- **SOURCE PASSAGE**:
◆ ◆ ◆
As I mentioned earlier…there’s a good chance the ‘new’ and initialization isn’t occurring in a fair number of cases due to escape analysis and scalar replacement.

Varkas · January 22, 2013, 1:53pm

I don’t know what these terms mean. Can you explain briefly, or give me pointers to explanations? Thanks

ClickerMonkey · January 22, 2013, 2:16pm

I would still suggest using an array as a stack approach like I recommended… since newing in java is a relatively cheap operation you need to ensure your alloc and free logic are as efficient as possible. Even if your pool takes a little more time to alloc when compared to newing in raw time remember you save time by avoiding calling the GC (well, frequency of GC can drastically decreases).

princec · January 22, 2013, 3:03pm

The very latest Java 7 Server VM can detect objects which only live in the scope of, say, a for() loop (“escape analysis”), and they are never allocated on the heap at all, but are instead flattened on to the stack, just like a C++ programmer might choose to do manually (“scalar replacement”). It makes for some great speedups with GC-bound algorithms.

Escape analysis also removes synchronizeds where it can, too. It’s pretty nifty.
◆ ◆ ◆
- **INFORMATION SHOWN**:
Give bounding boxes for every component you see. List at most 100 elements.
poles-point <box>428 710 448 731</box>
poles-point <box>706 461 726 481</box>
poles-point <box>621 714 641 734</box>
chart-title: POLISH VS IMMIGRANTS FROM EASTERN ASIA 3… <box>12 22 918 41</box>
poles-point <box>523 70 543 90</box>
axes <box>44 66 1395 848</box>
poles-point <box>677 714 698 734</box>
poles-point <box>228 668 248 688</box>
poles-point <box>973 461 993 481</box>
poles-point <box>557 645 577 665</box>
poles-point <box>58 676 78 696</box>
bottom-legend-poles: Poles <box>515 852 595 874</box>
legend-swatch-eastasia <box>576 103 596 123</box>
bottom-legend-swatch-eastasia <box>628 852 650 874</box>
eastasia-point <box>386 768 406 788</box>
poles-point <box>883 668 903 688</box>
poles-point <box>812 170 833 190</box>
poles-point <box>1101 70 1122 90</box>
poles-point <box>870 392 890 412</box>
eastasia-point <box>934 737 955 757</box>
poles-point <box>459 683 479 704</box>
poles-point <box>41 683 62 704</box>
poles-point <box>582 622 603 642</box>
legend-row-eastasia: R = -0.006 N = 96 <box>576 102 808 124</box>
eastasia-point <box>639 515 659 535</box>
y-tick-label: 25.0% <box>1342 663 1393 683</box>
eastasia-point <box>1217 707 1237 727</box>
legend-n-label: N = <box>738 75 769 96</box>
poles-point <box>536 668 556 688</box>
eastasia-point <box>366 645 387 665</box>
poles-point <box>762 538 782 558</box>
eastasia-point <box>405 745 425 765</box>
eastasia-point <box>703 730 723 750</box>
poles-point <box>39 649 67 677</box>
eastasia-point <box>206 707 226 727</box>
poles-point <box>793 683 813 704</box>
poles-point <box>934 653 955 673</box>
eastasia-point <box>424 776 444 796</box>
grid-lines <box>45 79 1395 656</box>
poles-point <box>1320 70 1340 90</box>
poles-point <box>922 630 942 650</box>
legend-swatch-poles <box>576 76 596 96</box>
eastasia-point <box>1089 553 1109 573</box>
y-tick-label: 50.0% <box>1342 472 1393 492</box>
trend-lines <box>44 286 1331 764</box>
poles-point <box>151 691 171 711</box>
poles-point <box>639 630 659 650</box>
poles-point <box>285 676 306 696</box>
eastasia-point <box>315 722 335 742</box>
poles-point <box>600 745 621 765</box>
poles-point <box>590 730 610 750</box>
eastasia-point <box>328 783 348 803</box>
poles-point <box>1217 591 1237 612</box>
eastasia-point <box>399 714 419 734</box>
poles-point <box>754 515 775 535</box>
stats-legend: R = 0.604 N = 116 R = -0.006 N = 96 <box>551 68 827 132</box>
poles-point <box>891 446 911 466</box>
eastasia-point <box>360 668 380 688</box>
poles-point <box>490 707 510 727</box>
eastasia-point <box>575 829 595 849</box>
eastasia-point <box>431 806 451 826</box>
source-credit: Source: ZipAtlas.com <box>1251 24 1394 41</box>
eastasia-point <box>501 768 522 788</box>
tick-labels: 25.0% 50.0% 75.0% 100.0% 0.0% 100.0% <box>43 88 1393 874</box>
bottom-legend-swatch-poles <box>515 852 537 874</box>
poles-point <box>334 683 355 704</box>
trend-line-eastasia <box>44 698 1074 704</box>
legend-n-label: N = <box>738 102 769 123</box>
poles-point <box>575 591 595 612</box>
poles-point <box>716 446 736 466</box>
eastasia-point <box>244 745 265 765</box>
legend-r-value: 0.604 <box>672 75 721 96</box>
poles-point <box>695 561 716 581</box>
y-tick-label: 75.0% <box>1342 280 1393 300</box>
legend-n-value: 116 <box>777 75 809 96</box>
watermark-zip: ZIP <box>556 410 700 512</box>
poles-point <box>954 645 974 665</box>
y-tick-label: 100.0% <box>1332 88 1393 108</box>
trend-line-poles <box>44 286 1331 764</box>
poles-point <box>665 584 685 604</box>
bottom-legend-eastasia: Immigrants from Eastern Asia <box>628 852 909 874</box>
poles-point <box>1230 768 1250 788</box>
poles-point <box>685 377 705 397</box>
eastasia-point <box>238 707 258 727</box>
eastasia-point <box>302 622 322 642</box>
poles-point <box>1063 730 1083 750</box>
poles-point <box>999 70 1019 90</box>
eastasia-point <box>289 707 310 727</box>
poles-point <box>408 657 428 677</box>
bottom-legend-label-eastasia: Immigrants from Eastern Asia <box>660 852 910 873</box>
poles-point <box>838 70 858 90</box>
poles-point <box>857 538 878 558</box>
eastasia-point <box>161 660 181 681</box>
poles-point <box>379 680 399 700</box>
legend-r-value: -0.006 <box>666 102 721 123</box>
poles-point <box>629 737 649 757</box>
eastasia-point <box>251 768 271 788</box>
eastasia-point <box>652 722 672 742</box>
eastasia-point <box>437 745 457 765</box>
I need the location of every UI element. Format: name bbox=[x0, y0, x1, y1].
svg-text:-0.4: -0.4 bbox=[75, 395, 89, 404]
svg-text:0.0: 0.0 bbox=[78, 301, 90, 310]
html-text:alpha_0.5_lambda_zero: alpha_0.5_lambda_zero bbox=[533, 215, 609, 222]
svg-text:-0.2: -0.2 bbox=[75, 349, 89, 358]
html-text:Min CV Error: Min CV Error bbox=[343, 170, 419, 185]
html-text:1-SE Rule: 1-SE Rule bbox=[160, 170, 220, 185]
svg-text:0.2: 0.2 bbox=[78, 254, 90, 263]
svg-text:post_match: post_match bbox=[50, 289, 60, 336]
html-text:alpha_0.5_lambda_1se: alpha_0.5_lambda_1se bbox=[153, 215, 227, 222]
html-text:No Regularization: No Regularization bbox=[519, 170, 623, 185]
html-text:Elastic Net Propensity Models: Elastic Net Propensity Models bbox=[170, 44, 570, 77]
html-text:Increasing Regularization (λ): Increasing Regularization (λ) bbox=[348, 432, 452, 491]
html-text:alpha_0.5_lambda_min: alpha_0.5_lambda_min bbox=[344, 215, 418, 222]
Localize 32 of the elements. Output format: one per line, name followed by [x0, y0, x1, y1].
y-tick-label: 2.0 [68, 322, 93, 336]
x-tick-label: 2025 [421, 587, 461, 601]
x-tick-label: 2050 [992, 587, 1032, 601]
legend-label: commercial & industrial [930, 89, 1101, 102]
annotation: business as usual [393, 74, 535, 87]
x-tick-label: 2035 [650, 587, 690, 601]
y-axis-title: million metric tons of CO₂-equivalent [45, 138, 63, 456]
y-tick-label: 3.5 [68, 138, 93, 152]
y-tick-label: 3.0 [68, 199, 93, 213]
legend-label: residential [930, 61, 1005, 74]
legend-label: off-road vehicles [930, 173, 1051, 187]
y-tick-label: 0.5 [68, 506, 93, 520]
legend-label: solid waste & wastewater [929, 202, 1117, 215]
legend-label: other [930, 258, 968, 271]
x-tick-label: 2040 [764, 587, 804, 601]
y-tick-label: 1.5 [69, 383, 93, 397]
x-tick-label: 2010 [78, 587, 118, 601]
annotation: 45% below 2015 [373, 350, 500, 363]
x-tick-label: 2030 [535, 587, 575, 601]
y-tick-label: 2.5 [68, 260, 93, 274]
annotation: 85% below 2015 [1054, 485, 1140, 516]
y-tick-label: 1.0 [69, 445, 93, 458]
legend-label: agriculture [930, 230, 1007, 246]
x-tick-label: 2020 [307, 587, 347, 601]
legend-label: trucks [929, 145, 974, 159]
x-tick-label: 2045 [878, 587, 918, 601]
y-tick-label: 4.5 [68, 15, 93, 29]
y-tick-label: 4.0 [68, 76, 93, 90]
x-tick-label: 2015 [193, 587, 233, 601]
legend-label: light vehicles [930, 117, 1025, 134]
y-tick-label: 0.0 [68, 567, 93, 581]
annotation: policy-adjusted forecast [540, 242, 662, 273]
◆ ◆ ◆
- **EXERCISE REQUIREMENTS**:
[1] Echo the records line for line, from their first line through the line that contains "eastasia-point <box>366 645 387 665</box>", with both included.
[2] Continue the forum thread on Java escape analysis and object pooling from its last post.
The forum thread and the records are two separate pieces of material.

- **ANSWERS FOR THIS EXERCISE**:
[1]
Give bounding boxes for every component you see. List at most 100 elements.
poles-point <box>428 710 448 731</box>
poles-point <box>706 461 726 481</box>
poles-point <box>621 714 641 734</box>
chart-title: POLISH VS IMMIGRANTS FROM EASTERN ASIA 3… <box>12 22 918 41</box>
poles-point <box>523 70 543 90</box>
axes <box>44 66 1395 848</box>
poles-point <box>677 714 698 734</box>
poles-point <box>228 668 248 688</box>
poles-point <box>973 461 993 481</box>
poles-point <box>557 645 577 665</box>
poles-point <box>58 676 78 696</box>
bottom-legend-poles: Poles <box>515 852 595 874</box>
legend-swatch-eastasia <box>576 103 596 123</box>
bottom-legend-swatch-eastasia <box>628 852 650 874</box>
eastasia-point <box>386 768 406 788</box>
poles-point <box>883 668 903 688</box>
poles-point <box>812 170 833 190</box>
poles-point <box>1101 70 1122 90</box>
poles-point <box>870 392 890 412</box>
eastasia-point <box>934 737 955 757</box>
poles-point <box>459 683 479 704</box>
poles-point <box>41 683 62 704</box>
poles-point <box>582 622 603 642</box>
legend-row-eastasia: R = -0.006 N = 96 <box>576 102 808 124</box>
eastasia-point <box>639 515 659 535</box>
y-tick-label: 25.0% <box>1342 663 1393 683</box>
eastasia-point <box>1217 707 1237 727</box>
legend-n-label: N = <box>738 75 769 96</box>
poles-point <box>536 668 556 688</box>
eastasia-point <box>366 645 387 665</box>

[2]
BUT: As I say… latest Java 7 Server VM only. Oh, and Excelsior JET.

Cas

Roquen · January 22, 2013, 3:05pm

More info:

First off to see if either of these are helping you, try running with them disabled: -XX:-DoEscapeAnalysis. Also you might want to periodically run from the command line instead of directly through whatever IDE…cause you want to see what default (or you’re chosen) options are giving you instead what you might be inheriting from the IDE.

Very inexact descriptions: Escape analysis attempts to determine if it’s impossible for an object to out-live the stack frame of when it’s created. If an object doesn’t escaped, then it cannot outlive the creating frame and further transforms are possible. The most common is to not use the standard heap to allocate and use a very cheap ‘stack allocator’ (potentially the call stack) instead. This along with initialization are the creation overhead. Further hotspot is an aggressive inliner so for many simple classes escaped instances will have initialization inlined dropping overhead to close to what one would have if all the fields of the object were simply local variables.

Scalar replacement is another potential transform that can be applied to an escaped instance. That’s where it’s determined that the object itself can disappear and be replace by the equivalent of just its (used) fields on the stack.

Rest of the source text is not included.